> [Rows]
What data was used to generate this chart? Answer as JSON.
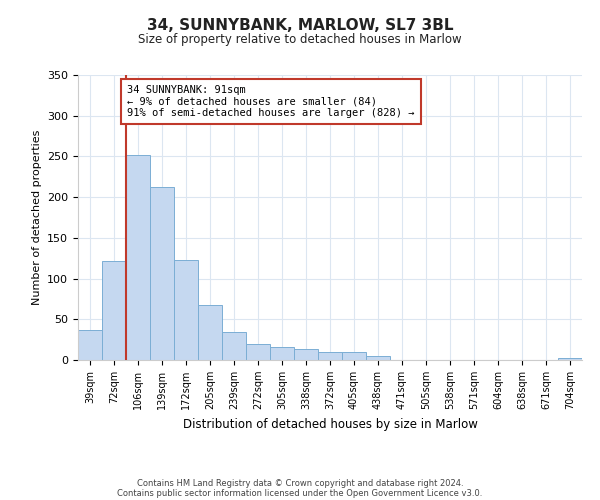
{
  "title": "34, SUNNYBANK, MARLOW, SL7 3BL",
  "subtitle": "Size of property relative to detached houses in Marlow",
  "xlabel": "Distribution of detached houses by size in Marlow",
  "ylabel": "Number of detached properties",
  "categories": [
    "39sqm",
    "72sqm",
    "106sqm",
    "139sqm",
    "172sqm",
    "205sqm",
    "239sqm",
    "272sqm",
    "305sqm",
    "338sqm",
    "372sqm",
    "405sqm",
    "438sqm",
    "471sqm",
    "505sqm",
    "538sqm",
    "571sqm",
    "604sqm",
    "638sqm",
    "671sqm",
    "704sqm"
  ],
  "values": [
    37,
    122,
    252,
    212,
    123,
    68,
    35,
    20,
    16,
    13,
    10,
    10,
    5,
    0,
    0,
    0,
    0,
    0,
    0,
    0,
    3
  ],
  "bar_color": "#c5d8f0",
  "bar_edge_color": "#7baed4",
  "vline_color": "#c0392b",
  "vline_pos": 1.5,
  "ylim": [
    0,
    350
  ],
  "yticks": [
    0,
    50,
    100,
    150,
    200,
    250,
    300,
    350
  ],
  "annotation_text": "34 SUNNYBANK: 91sqm\n← 9% of detached houses are smaller (84)\n91% of semi-detached houses are larger (828) →",
  "annotation_box_color": "#c0392b",
  "footer_line1": "Contains HM Land Registry data © Crown copyright and database right 2024.",
  "footer_line2": "Contains public sector information licensed under the Open Government Licence v3.0.",
  "bg_color": "#ffffff",
  "grid_color": "#dce6f1"
}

> [Written exercise] Lines containing "houses" are to be counted. State the total and add nothing.

> [Reply to the task] 3